[Start of RAW RECORDS]
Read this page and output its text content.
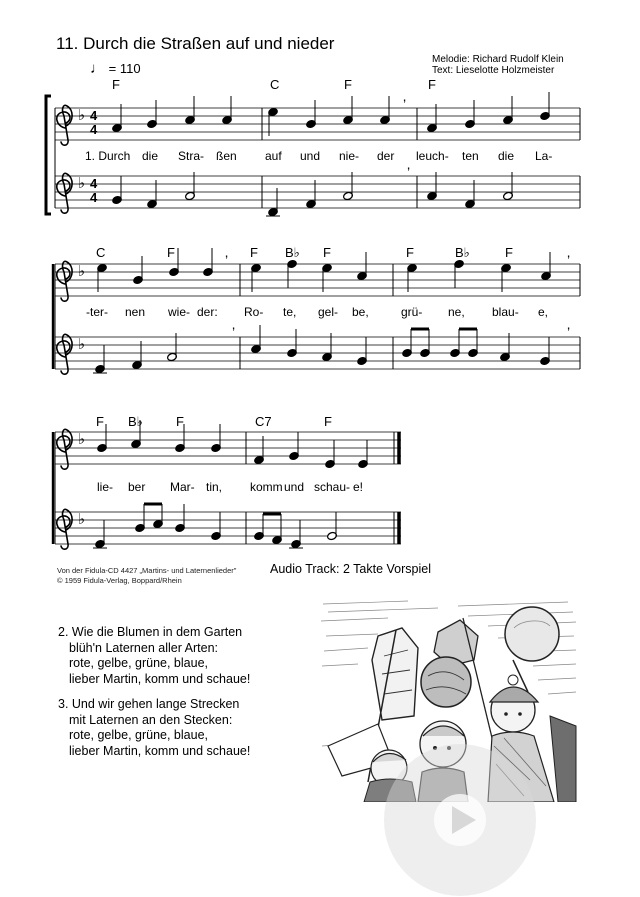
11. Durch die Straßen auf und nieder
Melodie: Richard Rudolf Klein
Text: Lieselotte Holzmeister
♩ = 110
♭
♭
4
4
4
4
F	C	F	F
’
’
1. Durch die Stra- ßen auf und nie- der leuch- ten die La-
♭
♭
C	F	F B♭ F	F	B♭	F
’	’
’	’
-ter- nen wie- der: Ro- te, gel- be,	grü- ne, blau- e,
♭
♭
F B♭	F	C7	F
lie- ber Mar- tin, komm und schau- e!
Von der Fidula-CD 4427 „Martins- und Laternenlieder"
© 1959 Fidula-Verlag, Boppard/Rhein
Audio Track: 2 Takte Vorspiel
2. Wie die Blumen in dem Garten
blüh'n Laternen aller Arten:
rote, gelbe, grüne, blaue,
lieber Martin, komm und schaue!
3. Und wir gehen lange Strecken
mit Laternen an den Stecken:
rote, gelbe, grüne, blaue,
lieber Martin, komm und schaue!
[End of RAW RECORDS]
EXERCISE.
All records should be output exactly, with the pictures left out.

WORKED SOLUTION.
Read this page and output its text content.
11. Durch die Straßen auf und nieder
Melodie: Richard Rudolf Klein
Text: Lieselotte Holzmeister
♩ = 110
♭
♭
4
4
4
4
F	C	F	F
’
’
1. Durch die Stra- ßen auf und nie- der leuch- ten die La-
♭
♭
C	F	F B♭ F	F	B♭	F
’	’
’	’
-ter- nen wie- der: Ro- te, gel- be,	grü- ne, blau- e,
♭
♭
F B♭	F	C7	F
lie- ber Mar- tin, komm und schau- e!
Von der Fidula-CD 4427 „Martins- und Laternenlieder"
© 1959 Fidula-Verlag, Boppard/Rhein
Audio Track: 2 Takte Vorspiel
2. Wie die Blumen in dem Garten
blüh'n Laternen aller Arten:
rote, gelbe, grüne, blaue,
lieber Martin, komm und schaue!
3. Und wir gehen lange Strecken
mit Laternen an den Stecken:
rote, gelbe, grüne, blaue,
lieber Martin, komm und schaue!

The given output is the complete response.